Objective:
Without altering anything, repeat each of the records.

Available records:
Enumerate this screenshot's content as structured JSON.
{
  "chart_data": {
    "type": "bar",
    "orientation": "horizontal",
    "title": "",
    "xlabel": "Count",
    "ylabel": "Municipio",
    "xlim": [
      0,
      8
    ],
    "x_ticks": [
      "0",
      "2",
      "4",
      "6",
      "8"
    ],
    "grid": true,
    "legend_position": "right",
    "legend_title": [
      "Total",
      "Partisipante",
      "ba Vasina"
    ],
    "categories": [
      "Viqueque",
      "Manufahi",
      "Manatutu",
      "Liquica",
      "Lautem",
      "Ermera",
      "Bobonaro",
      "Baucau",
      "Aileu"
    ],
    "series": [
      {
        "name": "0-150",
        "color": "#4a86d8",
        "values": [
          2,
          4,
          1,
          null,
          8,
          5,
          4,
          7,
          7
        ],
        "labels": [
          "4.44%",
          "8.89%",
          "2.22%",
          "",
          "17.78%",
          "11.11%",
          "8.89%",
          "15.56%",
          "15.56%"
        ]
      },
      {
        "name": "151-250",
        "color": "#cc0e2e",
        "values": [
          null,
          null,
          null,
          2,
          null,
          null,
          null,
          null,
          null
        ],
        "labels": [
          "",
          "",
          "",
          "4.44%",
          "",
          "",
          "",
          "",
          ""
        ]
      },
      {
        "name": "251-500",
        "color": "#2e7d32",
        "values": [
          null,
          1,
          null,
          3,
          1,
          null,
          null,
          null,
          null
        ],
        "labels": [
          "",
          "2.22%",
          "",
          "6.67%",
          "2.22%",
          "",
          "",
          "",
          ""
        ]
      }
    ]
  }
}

Result of the task:
Enumerate this screenshot's content as structured JSON.
{
  "chart_data": {
    "type": "bar",
    "orientation": "horizontal",
    "title": "",
    "xlabel": "Count",
    "ylabel": "Municipio",
    "xlim": [
      0,
      8
    ],
    "x_ticks": [
      "0",
      "2",
      "4",
      "6",
      "8"
    ],
    "grid": true,
    "legend_position": "right",
    "legend_title": [
      "Total",
      "Partisipante",
      "ba Vasina"
    ],
    "categories": [
      "Viqueque",
      "Manufahi",
      "Manatutu",
      "Liquica",
      "Lautem",
      "Ermera",
      "Bobonaro",
      "Baucau",
      "Aileu"
    ],
    "series": [
      {
        "name": "0-150",
        "color": "#4a86d8",
        "values": [
          2,
          4,
          1,
          null,
          8,
          5,
          4,
          7,
          7
        ],
        "labels": [
          "4.44%",
          "8.89%",
          "2.22%",
          "",
          "17.78%",
          "11.11%",
          "8.89%",
          "15.56%",
          "15.56%"
        ]
      },
      {
        "name": "151-250",
        "color": "#cc0e2e",
        "values": [
          null,
          null,
          null,
          2,
          null,
          null,
          null,
          null,
          null
        ],
        "labels": [
          "",
          "",
          "",
          "4.44%",
          "",
          "",
          "",
          "",
          ""
        ]
      },
      {
        "name": "251-500",
        "color": "#2e7d32",
        "values": [
          null,
          1,
          null,
          3,
          1,
          null,
          null,
          null,
          null
        ],
        "labels": [
          "",
          "2.22%",
          "",
          "6.67%",
          "2.22%",
          "",
          "",
          "",
          ""
        ]
      }
    ]
  }
}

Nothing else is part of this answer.